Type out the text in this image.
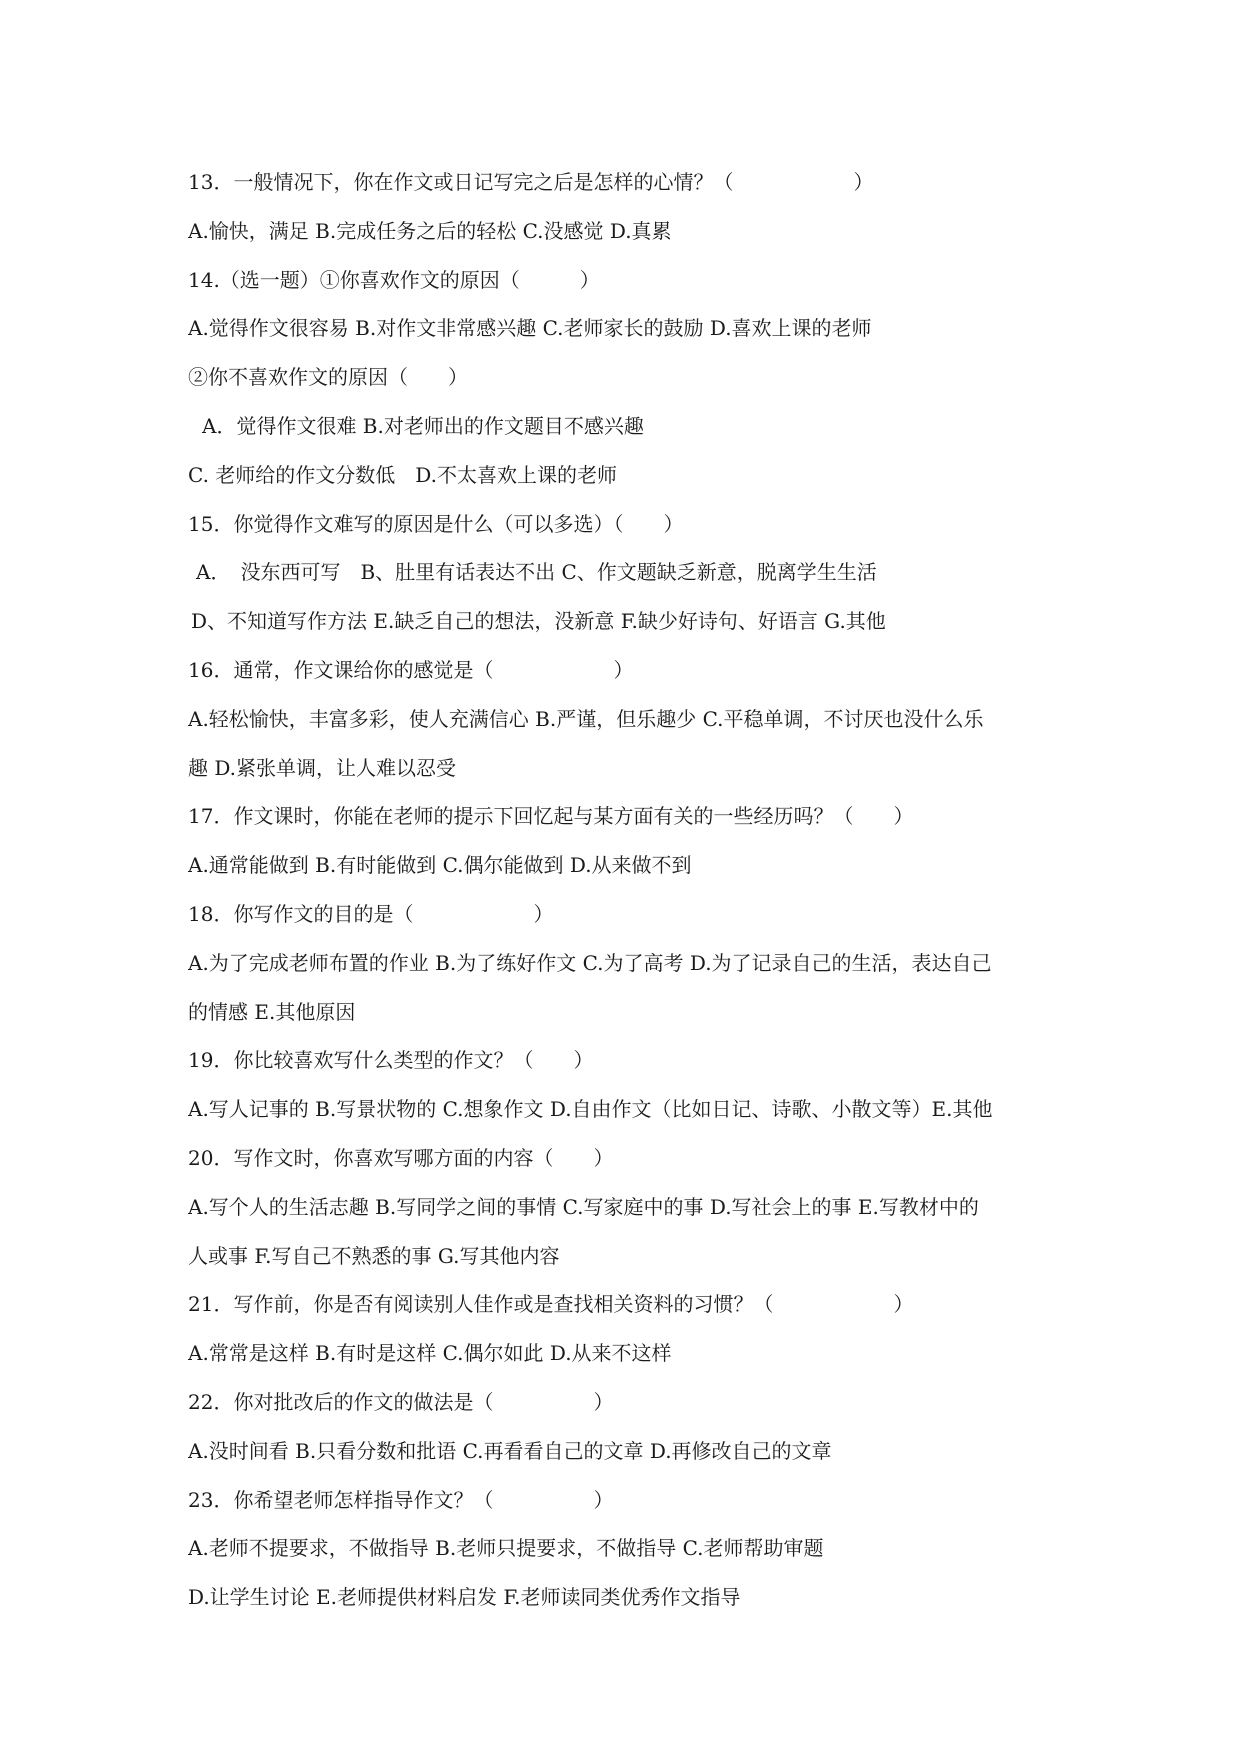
13．一般情况下，你在作文或日记写完之后是怎样的心情？（　　　　　　）
A.愉快，满足 B.完成任务之后的轻松 C.没感觉 D.真累
14.（选一题）①你喜欢作文的原因（　　　）
A.觉得作文很容易 B.对作文非常感兴趣 C.老师家长的鼓励 D.喜欢上课的老师
②你不喜欢作文的原因（　　）
A．觉得作文很难 B.对老师出的作文题目不感兴趣
C. 老师给的作文分数低　D.不太喜欢上课的老师
15．你觉得作文难写的原因是什么（可以多选）（　　）
A．　没东西可写　B、肚里有话表达不出 C、作文题缺乏新意，脱离学生生活
D、不知道写作方法 E.缺乏自己的想法，没新意 F.缺少好诗句、好语言 G.其他
16．通常，作文课给你的感觉是（　　　　　　）
A.轻松愉快，丰富多彩，使人充满信心 B.严谨，但乐趣少 C.平稳单调，不讨厌也没什么乐
趣 D.紧张单调，让人难以忍受
17．作文课时，你能在老师的提示下回忆起与某方面有关的一些经历吗？（　　）
A.通常能做到 B.有时能做到 C.偶尔能做到 D.从来做不到
18．你写作文的目的是（　　　　　　）
A.为了完成老师布置的作业 B.为了练好作文 C.为了高考 D.为了记录自己的生活，表达自己
的情感 E.其他原因
19．你比较喜欢写什么类型的作文？（　　）
A.写人记事的 B.写景状物的 C.想象作文 D.自由作文（比如日记、诗歌、小散文等）E.其他
20．写作文时，你喜欢写哪方面的内容（　　）
A.写个人的生活志趣 B.写同学之间的事情 C.写家庭中的事 D.写社会上的事 E.写教材中的
人或事 F.写自己不熟悉的事 G.写其他内容
21．写作前，你是否有阅读别人佳作或是查找相关资料的习惯？（　　　　　　）
A.常常是这样 B.有时是这样 C.偶尔如此 D.从来不这样
22．你对批改后的作文的做法是（　　　　　）
A.没时间看 B.只看分数和批语 C.再看看自己的文章 D.再修改自己的文章
23．你希望老师怎样指导作文？（　　　　　）
A.老师不提要求，不做指导 B.老师只提要求，不做指导 C.老师帮助审题
D.让学生讨论 E.老师提供材料启发 F.老师读同类优秀作文指导
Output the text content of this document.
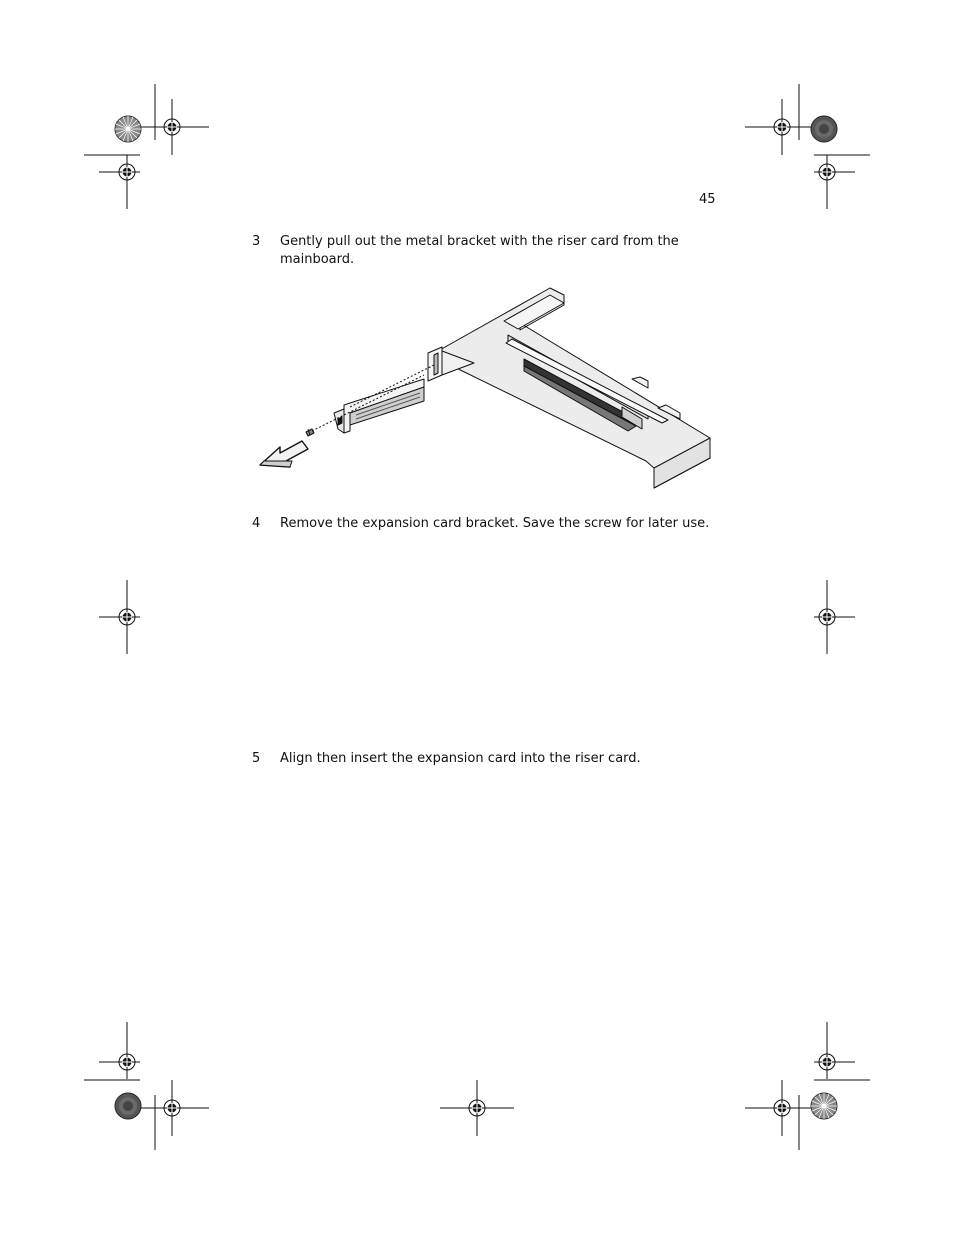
45
3 Gently pull out the metal bracket with the riser card from the mainboard.
4 Remove the expansion card bracket. Save the screw for later use.
5 Align then insert the expansion card into the riser card.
+ + + +
▶ [Work required]
In the records above, collect each line with "card".

▶ [Task output]
3 Gently pull out the metal bracket with the riser card from the mainboard.
4 Remove the expansion card bracket. Save the screw for later use.
5 Align then insert the expansion card into the riser card.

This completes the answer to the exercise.